(Records that describe figures)

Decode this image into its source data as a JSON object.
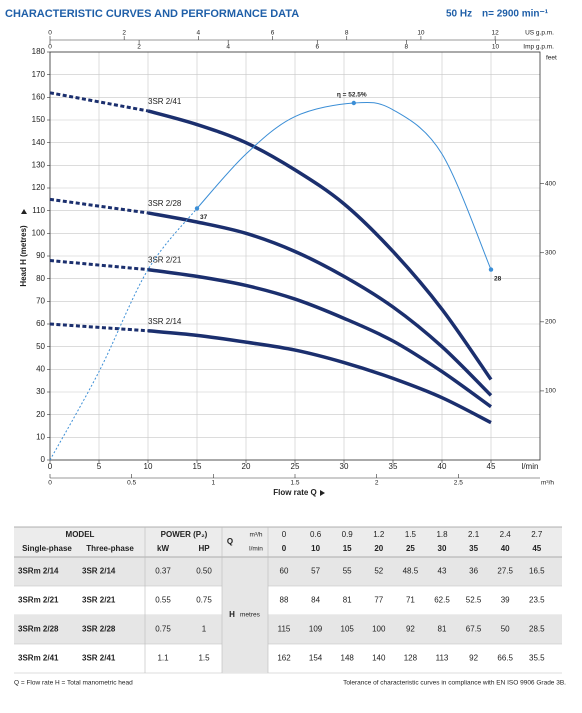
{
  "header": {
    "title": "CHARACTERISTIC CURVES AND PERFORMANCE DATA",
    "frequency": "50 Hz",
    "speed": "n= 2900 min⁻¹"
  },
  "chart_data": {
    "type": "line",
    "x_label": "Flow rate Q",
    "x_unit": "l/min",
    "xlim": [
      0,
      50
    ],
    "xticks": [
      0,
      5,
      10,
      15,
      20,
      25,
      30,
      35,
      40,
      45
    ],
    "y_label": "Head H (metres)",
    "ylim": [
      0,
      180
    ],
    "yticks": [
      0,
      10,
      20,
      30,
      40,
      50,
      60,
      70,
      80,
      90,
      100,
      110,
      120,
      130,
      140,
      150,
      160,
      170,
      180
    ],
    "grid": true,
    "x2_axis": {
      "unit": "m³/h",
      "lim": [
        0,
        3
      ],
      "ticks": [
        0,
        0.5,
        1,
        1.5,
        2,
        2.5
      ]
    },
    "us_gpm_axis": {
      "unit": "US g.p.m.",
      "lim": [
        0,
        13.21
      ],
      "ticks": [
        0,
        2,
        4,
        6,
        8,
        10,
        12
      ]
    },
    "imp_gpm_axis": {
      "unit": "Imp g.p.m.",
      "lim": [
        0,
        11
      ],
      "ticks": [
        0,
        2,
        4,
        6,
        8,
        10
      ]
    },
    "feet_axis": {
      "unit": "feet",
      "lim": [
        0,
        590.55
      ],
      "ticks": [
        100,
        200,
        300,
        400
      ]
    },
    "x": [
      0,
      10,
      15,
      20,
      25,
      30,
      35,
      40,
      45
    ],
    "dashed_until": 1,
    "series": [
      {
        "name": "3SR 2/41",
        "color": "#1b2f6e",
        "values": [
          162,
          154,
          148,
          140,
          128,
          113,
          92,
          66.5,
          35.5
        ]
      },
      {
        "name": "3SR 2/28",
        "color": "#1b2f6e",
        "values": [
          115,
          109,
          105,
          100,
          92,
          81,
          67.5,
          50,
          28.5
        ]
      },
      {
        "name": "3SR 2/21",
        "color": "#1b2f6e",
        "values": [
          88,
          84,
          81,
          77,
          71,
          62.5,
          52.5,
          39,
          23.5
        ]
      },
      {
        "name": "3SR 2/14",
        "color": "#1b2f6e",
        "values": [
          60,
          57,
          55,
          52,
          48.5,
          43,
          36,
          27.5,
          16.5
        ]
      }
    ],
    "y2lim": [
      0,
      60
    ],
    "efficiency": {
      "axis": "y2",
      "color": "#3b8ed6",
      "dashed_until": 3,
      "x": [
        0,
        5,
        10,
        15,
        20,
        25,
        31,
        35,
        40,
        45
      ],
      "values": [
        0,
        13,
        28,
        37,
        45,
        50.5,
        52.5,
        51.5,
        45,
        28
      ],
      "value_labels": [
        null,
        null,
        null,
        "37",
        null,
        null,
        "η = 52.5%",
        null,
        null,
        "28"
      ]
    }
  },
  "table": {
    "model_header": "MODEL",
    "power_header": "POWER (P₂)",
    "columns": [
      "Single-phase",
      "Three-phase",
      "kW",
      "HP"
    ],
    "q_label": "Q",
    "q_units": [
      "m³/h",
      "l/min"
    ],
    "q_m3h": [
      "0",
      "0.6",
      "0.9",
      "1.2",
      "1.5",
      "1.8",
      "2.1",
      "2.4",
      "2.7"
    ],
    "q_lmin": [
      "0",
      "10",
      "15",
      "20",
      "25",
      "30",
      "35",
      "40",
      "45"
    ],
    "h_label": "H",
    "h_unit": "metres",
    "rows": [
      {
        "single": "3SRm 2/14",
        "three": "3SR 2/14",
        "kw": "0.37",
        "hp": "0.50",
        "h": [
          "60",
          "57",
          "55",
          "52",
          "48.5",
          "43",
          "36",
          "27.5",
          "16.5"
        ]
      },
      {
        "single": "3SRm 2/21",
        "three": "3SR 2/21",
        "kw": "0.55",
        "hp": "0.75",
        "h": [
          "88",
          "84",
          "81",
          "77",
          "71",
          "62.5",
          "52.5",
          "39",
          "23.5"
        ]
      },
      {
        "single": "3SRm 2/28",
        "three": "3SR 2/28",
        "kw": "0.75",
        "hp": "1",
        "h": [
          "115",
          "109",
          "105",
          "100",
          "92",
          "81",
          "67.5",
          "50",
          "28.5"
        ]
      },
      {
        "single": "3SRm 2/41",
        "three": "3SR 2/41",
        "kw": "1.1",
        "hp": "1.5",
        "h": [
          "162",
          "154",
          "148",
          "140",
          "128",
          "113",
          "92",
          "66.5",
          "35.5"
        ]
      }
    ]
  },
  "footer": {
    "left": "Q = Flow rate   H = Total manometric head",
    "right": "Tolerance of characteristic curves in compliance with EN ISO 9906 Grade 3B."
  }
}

## What you are asked to do
Copy all the records above exactly, but leave out the pictures.

## Completed task
Decode this image into its source data as a JSON object.
{
  "header": {
    "title": "CHARACTERISTIC CURVES AND PERFORMANCE DATA",
    "frequency": "50 Hz",
    "speed": "n= 2900 min⁻¹"
  },
  "chart_data": {
    "type": "line",
    "x_label": "Flow rate Q",
    "x_unit": "l/min",
    "xlim": [
      0,
      50
    ],
    "xticks": [
      0,
      5,
      10,
      15,
      20,
      25,
      30,
      35,
      40,
      45
    ],
    "y_label": "Head H (metres)",
    "ylim": [
      0,
      180
    ],
    "yticks": [
      0,
      10,
      20,
      30,
      40,
      50,
      60,
      70,
      80,
      90,
      100,
      110,
      120,
      130,
      140,
      150,
      160,
      170,
      180
    ],
    "grid": true,
    "x2_axis": {
      "unit": "m³/h",
      "lim": [
        0,
        3
      ],
      "ticks": [
        0,
        0.5,
        1,
        1.5,
        2,
        2.5
      ]
    },
    "us_gpm_axis": {
      "unit": "US g.p.m.",
      "lim": [
        0,
        13.21
      ],
      "ticks": [
        0,
        2,
        4,
        6,
        8,
        10,
        12
      ]
    },
    "imp_gpm_axis": {
      "unit": "Imp g.p.m.",
      "lim": [
        0,
        11
      ],
      "ticks": [
        0,
        2,
        4,
        6,
        8,
        10
      ]
    },
    "feet_axis": {
      "unit": "feet",
      "lim": [
        0,
        590.55
      ],
      "ticks": [
        100,
        200,
        300,
        400
      ]
    },
    "x": [
      0,
      10,
      15,
      20,
      25,
      30,
      35,
      40,
      45
    ],
    "dashed_until": 1,
    "series": [
      {
        "name": "3SR 2/41",
        "color": "#1b2f6e",
        "values": [
          162,
          154,
          148,
          140,
          128,
          113,
          92,
          66.5,
          35.5
        ]
      },
      {
        "name": "3SR 2/28",
        "color": "#1b2f6e",
        "values": [
          115,
          109,
          105,
          100,
          92,
          81,
          67.5,
          50,
          28.5
        ]
      },
      {
        "name": "3SR 2/21",
        "color": "#1b2f6e",
        "values": [
          88,
          84,
          81,
          77,
          71,
          62.5,
          52.5,
          39,
          23.5
        ]
      },
      {
        "name": "3SR 2/14",
        "color": "#1b2f6e",
        "values": [
          60,
          57,
          55,
          52,
          48.5,
          43,
          36,
          27.5,
          16.5
        ]
      }
    ],
    "y2lim": [
      0,
      60
    ],
    "efficiency": {
      "axis": "y2",
      "color": "#3b8ed6",
      "dashed_until": 3,
      "x": [
        0,
        5,
        10,
        15,
        20,
        25,
        31,
        35,
        40,
        45
      ],
      "values": [
        0,
        13,
        28,
        37,
        45,
        50.5,
        52.5,
        51.5,
        45,
        28
      ],
      "value_labels": [
        null,
        null,
        null,
        "37",
        null,
        null,
        "η = 52.5%",
        null,
        null,
        "28"
      ]
    }
  },
  "table": {
    "model_header": "MODEL",
    "power_header": "POWER (P₂)",
    "columns": [
      "Single-phase",
      "Three-phase",
      "kW",
      "HP"
    ],
    "q_label": "Q",
    "q_units": [
      "m³/h",
      "l/min"
    ],
    "q_m3h": [
      "0",
      "0.6",
      "0.9",
      "1.2",
      "1.5",
      "1.8",
      "2.1",
      "2.4",
      "2.7"
    ],
    "q_lmin": [
      "0",
      "10",
      "15",
      "20",
      "25",
      "30",
      "35",
      "40",
      "45"
    ],
    "h_label": "H",
    "h_unit": "metres",
    "rows": [
      {
        "single": "3SRm 2/14",
        "three": "3SR 2/14",
        "kw": "0.37",
        "hp": "0.50",
        "h": [
          "60",
          "57",
          "55",
          "52",
          "48.5",
          "43",
          "36",
          "27.5",
          "16.5"
        ]
      },
      {
        "single": "3SRm 2/21",
        "three": "3SR 2/21",
        "kw": "0.55",
        "hp": "0.75",
        "h": [
          "88",
          "84",
          "81",
          "77",
          "71",
          "62.5",
          "52.5",
          "39",
          "23.5"
        ]
      },
      {
        "single": "3SRm 2/28",
        "three": "3SR 2/28",
        "kw": "0.75",
        "hp": "1",
        "h": [
          "115",
          "109",
          "105",
          "100",
          "92",
          "81",
          "67.5",
          "50",
          "28.5"
        ]
      },
      {
        "single": "3SRm 2/41",
        "three": "3SR 2/41",
        "kw": "1.1",
        "hp": "1.5",
        "h": [
          "162",
          "154",
          "148",
          "140",
          "128",
          "113",
          "92",
          "66.5",
          "35.5"
        ]
      }
    ]
  },
  "footer": {
    "left": "Q = Flow rate   H = Total manometric head",
    "right": "Tolerance of characteristic curves in compliance with EN ISO 9906 Grade 3B."
  }
}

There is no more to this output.